### Objective
Write the listing below out again exactly, dropping the images.

::: Exercise inputs :::

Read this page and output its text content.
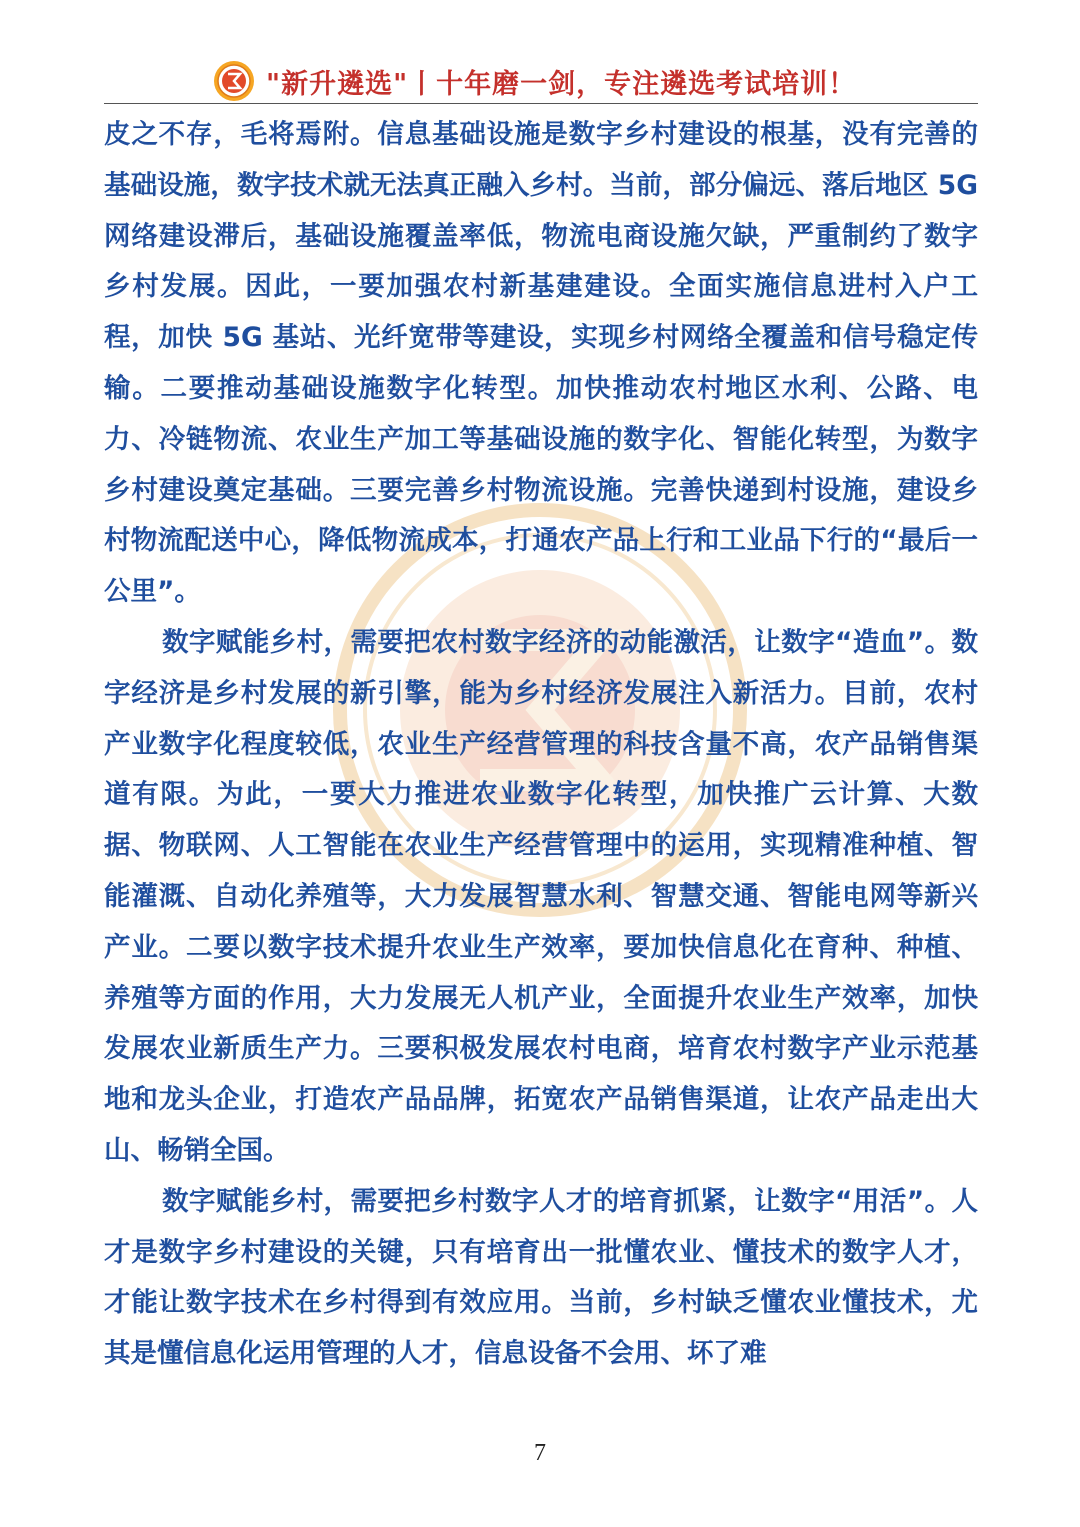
"新升遴选"丨十年磨一剑，专注遴选考试培训！

皮之不存，毛将焉附。信息基础设施是数字乡村建设的根基，没有完善的基础设施，数字技术就无法真正融入乡村。当前，部分偏远、落后地区 5G 网络建设滞后，基础设施覆盖率低，物流电商设施欠缺，严重制约了数字乡村发展。因此，一要加强农村新基建建设。全面实施信息进村入户工程，加快 5G 基站、光纤宽带等建设，实现乡村网络全覆盖和信号稳定传输。二要推动基础设施数字化转型。加快推动农村地区水利、公路、电力、冷链物流、农业生产加工等基础设施的数字化、智能化转型，为数字乡村建设奠定基础。三要完善乡村物流设施。完善快递到村设施，建设乡村物流配送中心，降低物流成本，打通农产品上行和工业品下行的“最后一公里”。

数字赋能乡村，需要把农村数字经济的动能激活，让数字“造血”。数字经济是乡村发展的新引擎，能为乡村经济发展注入新活力。目前，农村产业数字化程度较低，农业生产经营管理的科技含量不高，农产品销售渠道有限。为此，一要大力推进农业数字化转型，加快推广云计算、大数据、物联网、人工智能在农业生产经营管理中的运用，实现精准种植、智能灌溉、自动化养殖等，大力发展智慧水利、智慧交通、智能电网等新兴产业。二要以数字技术提升农业生产效率，要加快信息化在育种、种植、养殖等方面的作用，大力发展无人机产业，全面提升农业生产效率，加快发展农业新质生产力。三要积极发展农村电商，培育农村数字产业示范基地和龙头企业，打造农产品品牌，拓宽农产品销售渠道，让农产品走出大山、畅销全国。

数字赋能乡村，需要把乡村数字人才的培育抓紧，让数字“用活”。人才是数字乡村建设的关键，只有培育出一批懂农业、懂技术的数字人才，才能让数字技术在乡村得到有效应用。当前，乡村缺乏懂农业懂技术，尤其是懂信息化运用管理的人才，信息设备不会用、坏了难

7
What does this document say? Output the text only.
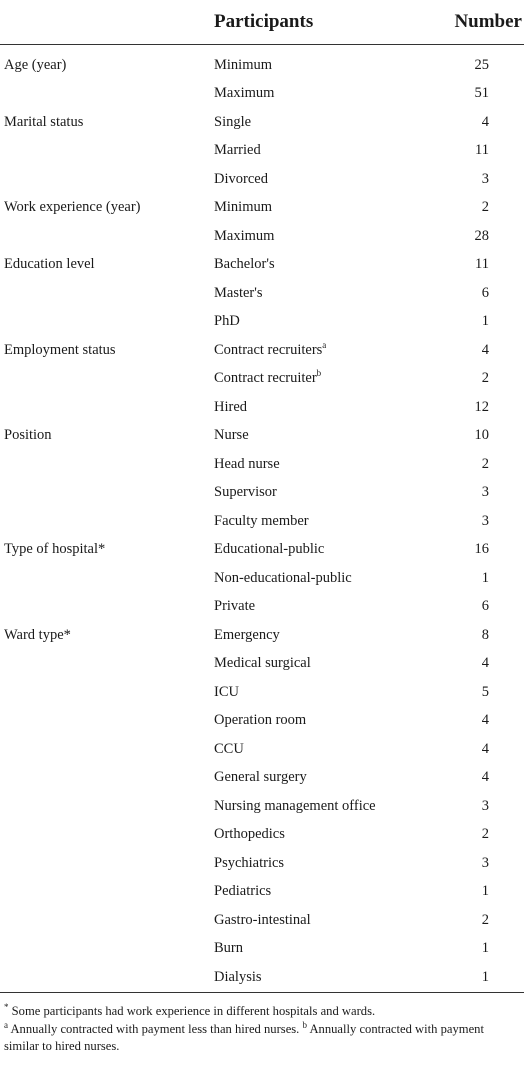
	Participants	Number
Age (year)	Minimum	25
	Maximum	51
Marital status	Single	4
	Married	11
	Divorced	3
Work experience (year)	Minimum	2
	Maximum	28
Education level	Bachelor's	11
	Master's	6
	PhD	1
Employment status	Contract recruiters$^a$	4
	Contract recruiter$^b$	2
	Hired	12
Position	Nurse	10
	Head nurse	2
	Supervisor	3
	Faculty member	3
Type of hospital*	Educational-public	16
	Non-educational-public	1
	Private	6
Ward type*	Emergency	8
	Medical surgical	4
	ICU	5
	Operation room	4
	CCU	4
	General surgery	4
	Nursing management office	3
	Orthopedics	2
	Psychiatrics	3
	Pediatrics	1
	Gastro-intestinal	2
	Burn	1
	Dialysis	1
* Some participants had work experience in different hospitals and wards.
$^a$ Annually contracted with payment less than hired nurses. $^b$ Annually contracted with payment similar to hired nurses.
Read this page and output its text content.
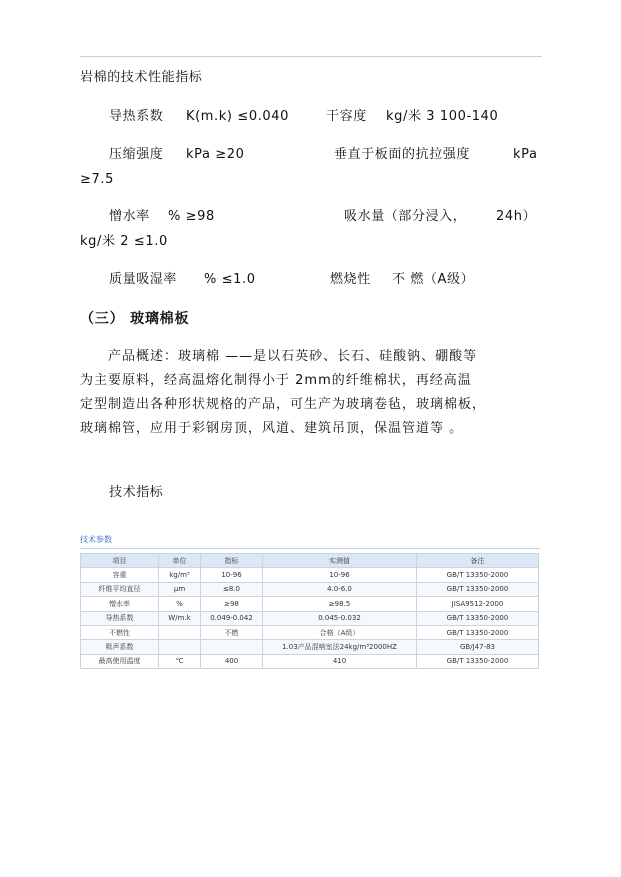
岩棉的技术性能指标
导热系数 K(m.k) ≤0.040	干容度 kg/米 3 100-140
压缩强度 kPa ≥20	垂直于板面的抗拉强度	kPa
≥7.5
憎水率 % ≥98	吸水量（部分浸入， 24h）
kg/米 2 ≤1.0
质量吸湿率 % ≤1.0	燃烧性 不 燃（A级）
（三） 玻璃棉板
产品概述：玻璃棉 ——是以石英砂、长石、硅酸钠、硼酸等
为主要原料，经高温熔化制得小于 2mm的纤维棉状，再经高温
定型制造出各种形状规格的产品，可生产为玻璃卷毡，玻璃棉板，
玻璃棉管，应用于彩钢房顶，风道、建筑吊顶，保温管道等 。
技术指标
技术参数
项目	单位	指标	实测值	备注
容重	kg/m³	10-96	10-96	GB/T 13350-2000
纤维平均直径	μm	≤8.0	4.0-6.0	GB/T 13350-2000
憎水率	%	≥98	≥98.5	JISA9512-2000
导热系数	W/m.k	0.049-0.042	0.045-0.032	GB/T 13350-2000
不燃性		不燃	合格（A级）	GB/T 13350-2000
吸声系数			1.03产品混响室法24kg/m³2000HZ	GB/J47-83
最高使用温度	℃	400	410	GB/T 13350-2000
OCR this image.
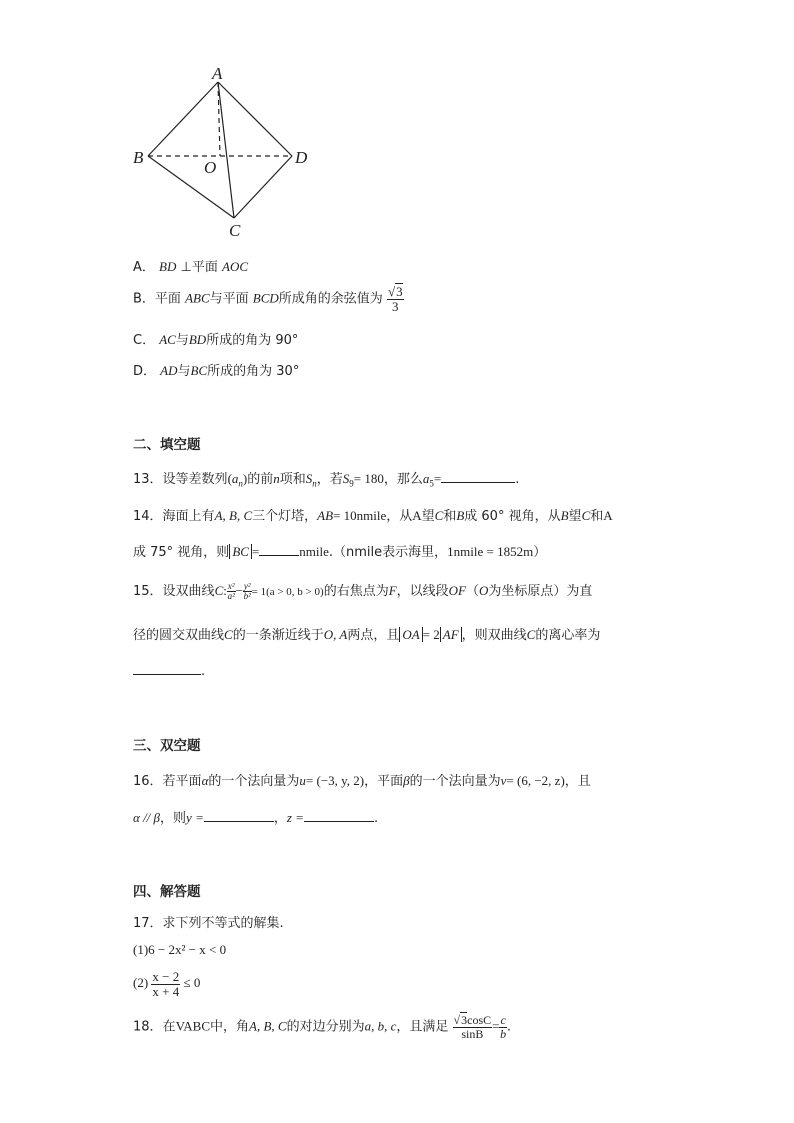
A
B	D
O
C
A． BD ⊥平面 AOC
B．平面 ABC与平面 BCD所成角的余弦值为 $\frac{√3}{3}$
C． AC与BD所成的角为 90°
D． AD与BC所成的角为 30°
二、填空题
13．设等差数列$(a_n)$的前n项和$S_n$，若$S_9= 180$，那么$a_5=$	.
14．海面上有A, B, C三个灯塔，AB= 10nmile，从A望C和B成 60° 视角，从B望C和A
成 75° 视角，则 BC =	nmile.（nmile表示海里，1nmile = 1852m）
15．设双曲线C: $\frac{\text{x²}}{\text{a²}} - \frac{\text{y²}}{\text{b²}} = 1(a > 0$, b > 0)的右焦点为F，以线段OF（O为坐标原点）为直
径的圆交双曲线C的一条渐近线于O, A两点，且 OA = 2 AF ，则双曲线C的离心率为
.
三、双空题
16．若平面α的一个法向量为u= (−3, y, 2)，平面β的一个法向量为v= (6, −2, z)，且
α // β，则y =	，z =	.
四、解答题
17．求下列不等式的解集.
(1)6 − 2x² − x < 0
$(2) \frac{x - 2}{x + 4} \le 0$
18．在VABC中，角A, B, C的对边分别为a, b, c，且满足 $\frac{√3\cos C}{\sin B} = \frac{c}{b}$ .
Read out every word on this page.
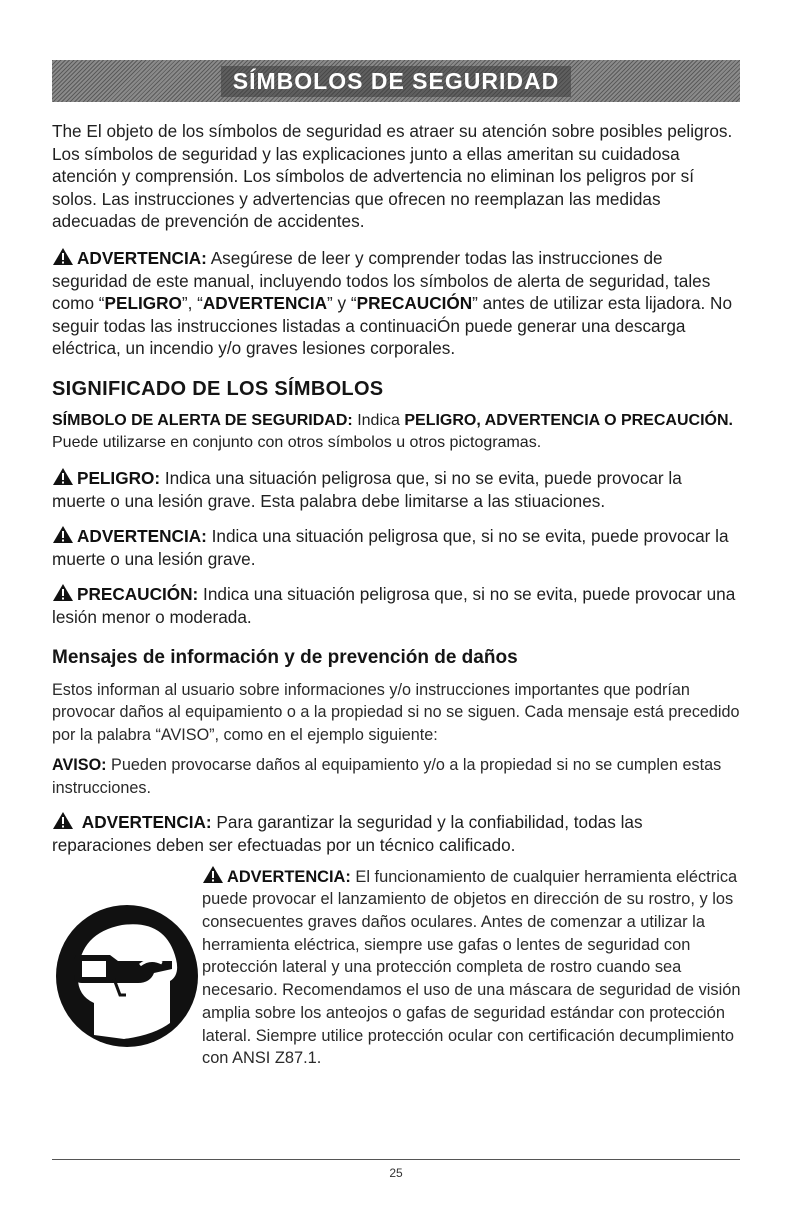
SÍMBOLOS DE SEGURIDAD

The El objeto de los símbolos de seguridad es atraer su atención sobre posibles peligros. Los símbolos de seguridad y las explicaciones junto a ellas ameritan su cuidadosa atención y comprensión. Los símbolos de advertencia no eliminan los peligros por sí solos. Las instrucciones y advertencias que ofrecen no reemplazan las medidas adecuadas de prevención de accidentes.

ADVERTENCIA: Asegúrese de leer y comprender todas las instrucciones de seguridad de este manual, incluyendo todos los símbolos de alerta de seguridad, tales como “PELIGRO”, “ADVERTENCIA” y “PRECAUCIÓN” antes de utilizar esta lijadora. No seguir todas las instrucciones listadas a continuaciÓn puede generar una descarga eléctrica, un incendio y/o graves lesiones corporales.

SIGNIFICADO DE LOS SÍMBOLOS

SÍMBOLO DE ALERTA DE SEGURIDAD: Indica PELIGRO, ADVERTENCIA O PRECAUCIÓN. Puede utilizarse en conjunto con otros símbolos u otros pictogramas.

PELIGRO: Indica una situación peligrosa que, si no se evita, puede provocar la muerte o una lesión grave. Esta palabra debe limitarse a las stiuaciones.

ADVERTENCIA: Indica una situación peligrosa que, si no se evita, puede provocar la muerte o una lesión grave.

PRECAUCIÓN: Indica una situación peligrosa que, si no se evita, puede provocar una lesión menor o moderada.

Mensajes de información y de prevención de daños

Estos informan al usuario sobre informaciones y/o instrucciones importantes que podrían provocar daños al equipamiento o a la propiedad si no se siguen. Cada mensaje está precedido por la palabra “AVISO”, como en el ejemplo siguiente:

AVISO: Pueden provocarse daños al equipamiento y/o a la propiedad si no se cumplen estas instrucciones.

ADVERTENCIA: Para garantizar la seguridad y la confiabilidad, todas las reparaciones deben ser efectuadas por un técnico calificado.

ADVERTENCIA: El funcionamiento de cualquier herramienta eléctrica puede provocar el lanzamiento de objetos en dirección de su rostro, y los consecuentes graves daños oculares. Antes de comenzar a utilizar la herramienta eléctrica, siempre use gafas o lentes de seguridad con protección lateral y una protección completa de rostro cuando sea necesario. Recomendamos el uso de una máscara de seguridad de visión amplia sobre los anteojos o gafas de seguridad estándar con protección lateral. Siempre utilice protección ocular con certificación decumplimiento con ANSI Z87.1.

25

:::

### The response
Read this page and output its text content.
"新升遴选"丨十年磨一剑，专注遴选考试培训！

皮之不存，毛将焉附。信息基础设施是数字乡村建设的根基，没有完善的基础设施，数字技术就无法真正融入乡村。当前，部分偏远、落后地区 5G 网络建设滞后，基础设施覆盖率低，物流电商设施欠缺，严重制约了数字乡村发展。因此，一要加强农村新基建建设。全面实施信息进村入户工程，加快 5G 基站、光纤宽带等建设，实现乡村网络全覆盖和信号稳定传输。二要推动基础设施数字化转型。加快推动农村地区水利、公路、电力、冷链物流、农业生产加工等基础设施的数字化、智能化转型，为数字乡村建设奠定基础。三要完善乡村物流设施。完善快递到村设施，建设乡村物流配送中心，降低物流成本，打通农产品上行和工业品下行的“最后一公里”。

数字赋能乡村，需要把农村数字经济的动能激活，让数字“造血”。数字经济是乡村发展的新引擎，能为乡村经济发展注入新活力。目前，农村产业数字化程度较低，农业生产经营管理的科技含量不高，农产品销售渠道有限。为此，一要大力推进农业数字化转型，加快推广云计算、大数据、物联网、人工智能在农业生产经营管理中的运用，实现精准种植、智能灌溉、自动化养殖等，大力发展智慧水利、智慧交通、智能电网等新兴产业。二要以数字技术提升农业生产效率，要加快信息化在育种、种植、养殖等方面的作用，大力发展无人机产业，全面提升农业生产效率，加快发展农业新质生产力。三要积极发展农村电商，培育农村数字产业示范基地和龙头企业，打造农产品品牌，拓宽农产品销售渠道，让农产品走出大山、畅销全国。

数字赋能乡村，需要把乡村数字人才的培育抓紧，让数字“用活”。人才是数字乡村建设的关键，只有培育出一批懂农业、懂技术的数字人才，才能让数字技术在乡村得到有效应用。当前，乡村缺乏懂农业懂技术，尤其是懂信息化运用管理的人才，信息设备不会用、坏了难

7
What does this document say? Output the text only.
	Participants	Number
Age (year)	Minimum	25
	Maximum	51
Marital status	Single	4
	Married	11
	Divorced	3
Work experience (year)	Minimum	2
	Maximum	28
Education level	Bachelor's	11
	Master's	6
	PhD	1
Employment status	Contract recruiters$^a$	4
	Contract recruiter$^b$	2
	Hired	12
Position	Nurse	10
	Head nurse	2
	Supervisor	3
	Faculty member	3
Type of hospital*	Educational-public	16
	Non-educational-public	1
	Private	6
Ward type*	Emergency	8
	Medical surgical	4
	ICU	5
	Operation room	4
	CCU	4
	General surgery	4
	Nursing management office	3
	Orthopedics	2
	Psychiatrics	3
	Pediatrics	1
	Gastro-intestinal	2
	Burn	1
	Dialysis	1
* Some participants had work experience in different hospitals and wards.
$^a$ Annually contracted with payment less than hired nurses. $^b$ Annually contracted with payment similar to hired nurses.
Read this page and output its text content.
岩棉的技术性能指标
导热系数 K(m.k) ≤0.040	干容度 kg/米 3 100-140
压缩强度 kPa ≥20	垂直于板面的抗拉强度	kPa
≥7.5
憎水率 % ≥98	吸水量（部分浸入， 24h）
kg/米 2 ≤1.0
质量吸湿率 % ≤1.0	燃烧性 不 燃（A级）
（三） 玻璃棉板
产品概述：玻璃棉 ——是以石英砂、长石、硅酸钠、硼酸等
为主要原料，经高温熔化制得小于 2mm的纤维棉状，再经高温
定型制造出各种形状规格的产品，可生产为玻璃卷毡，玻璃棉板，
玻璃棉管，应用于彩钢房顶，风道、建筑吊顶，保温管道等 。
技术指标
技术参数
项目	单位	指标	实测值	备注
容重	kg/m³	10-96	10-96	GB/T 13350-2000
纤维平均直径	μm	≤8.0	4.0-6.0	GB/T 13350-2000
憎水率	%	≥98	≥98.5	JISA9512-2000
导热系数	W/m.k	0.049-0.042	0.045-0.032	GB/T 13350-2000
不燃性		不燃	合格（A级）	GB/T 13350-2000
吸声系数			1.03产品混响室法24kg/m³2000HZ	GB/J47-83
最高使用温度	℃	400	410	GB/T 13350-2000
OCR this image.
A
B	D
O
C
A． BD ⊥平面 AOC
B．平面 ABC与平面 BCD所成角的余弦值为 $\frac{√3}{3}$
C． AC与BD所成的角为 90°
D． AD与BC所成的角为 30°
二、填空题
13．设等差数列$(a_n)$的前n项和$S_n$，若$S_9= 180$，那么$a_5=$	.
14．海面上有A, B, C三个灯塔，AB= 10nmile，从A望C和B成 60° 视角，从B望C和A
成 75° 视角，则 BC =	nmile.（nmile表示海里，1nmile = 1852m）
15．设双曲线C: $\frac{\text{x²}}{\text{a²}} - \frac{\text{y²}}{\text{b²}} = 1(a > 0$, b > 0)的右焦点为F，以线段OF（O为坐标原点）为直
径的圆交双曲线C的一条渐近线于O, A两点，且 OA = 2 AF ，则双曲线C的离心率为
.
三、双空题
16．若平面α的一个法向量为u= (−3, y, 2)，平面β的一个法向量为v= (6, −2, z)，且
α // β，则y =	，z =	.
四、解答题
17．求下列不等式的解集.
(1)6 − 2x² − x < 0
$(2) \frac{x - 2}{x + 4} \le 0$
18．在VABC中，角A, B, C的对边分别为a, b, c，且满足 $\frac{√3\cos C}{\sin B} = \frac{c}{b}$ .
Read out every word on this page.
SÍMBOLOS DE SEGURIDAD

The El objeto de los símbolos de seguridad es atraer su atención sobre posibles peligros. Los símbolos de seguridad y las explicaciones junto a ellas ameritan su cuidadosa atención y comprensión. Los símbolos de advertencia no eliminan los peligros por sí solos. Las instrucciones y advertencias que ofrecen no reemplazan las medidas adecuadas de prevención de accidentes.

ADVERTENCIA: Asegúrese de leer y comprender todas las instrucciones de seguridad de este manual, incluyendo todos los símbolos de alerta de seguridad, tales como “PELIGRO”, “ADVERTENCIA” y “PRECAUCIÓN” antes de utilizar esta lijadora. No seguir todas las instrucciones listadas a continuaciÓn puede generar una descarga eléctrica, un incendio y/o graves lesiones corporales.

SIGNIFICADO DE LOS SÍMBOLOS

SÍMBOLO DE ALERTA DE SEGURIDAD: Indica PELIGRO, ADVERTENCIA O PRECAUCIÓN. Puede utilizarse en conjunto con otros símbolos u otros pictogramas.

PELIGRO: Indica una situación peligrosa que, si no se evita, puede provocar la muerte o una lesión grave. Esta palabra debe limitarse a las stiuaciones.

ADVERTENCIA: Indica una situación peligrosa que, si no se evita, puede provocar la muerte o una lesión grave.

PRECAUCIÓN: Indica una situación peligrosa que, si no se evita, puede provocar una lesión menor o moderada.

Mensajes de información y de prevención de daños

Estos informan al usuario sobre informaciones y/o instrucciones importantes que podrían provocar daños al equipamiento o a la propiedad si no se siguen. Cada mensaje está precedido por la palabra “AVISO”, como en el ejemplo siguiente:

AVISO: Pueden provocarse daños al equipamiento y/o a la propiedad si no se cumplen estas instrucciones.

ADVERTENCIA: Para garantizar la seguridad y la confiabilidad, todas las reparaciones deben ser efectuadas por un técnico calificado.

ADVERTENCIA: El funcionamiento de cualquier herramienta eléctrica puede provocar el lanzamiento de objetos en dirección de su rostro, y los consecuentes graves daños oculares. Antes de comenzar a utilizar la herramienta eléctrica, siempre use gafas o lentes de seguridad con protección lateral y una protección completa de rostro cuando sea necesario. Recomendamos el uso de una máscara de seguridad de visión amplia sobre los anteojos o gafas de seguridad estándar con protección lateral. Siempre utilice protección ocular con certificación decumplimiento con ANSI Z87.1.

25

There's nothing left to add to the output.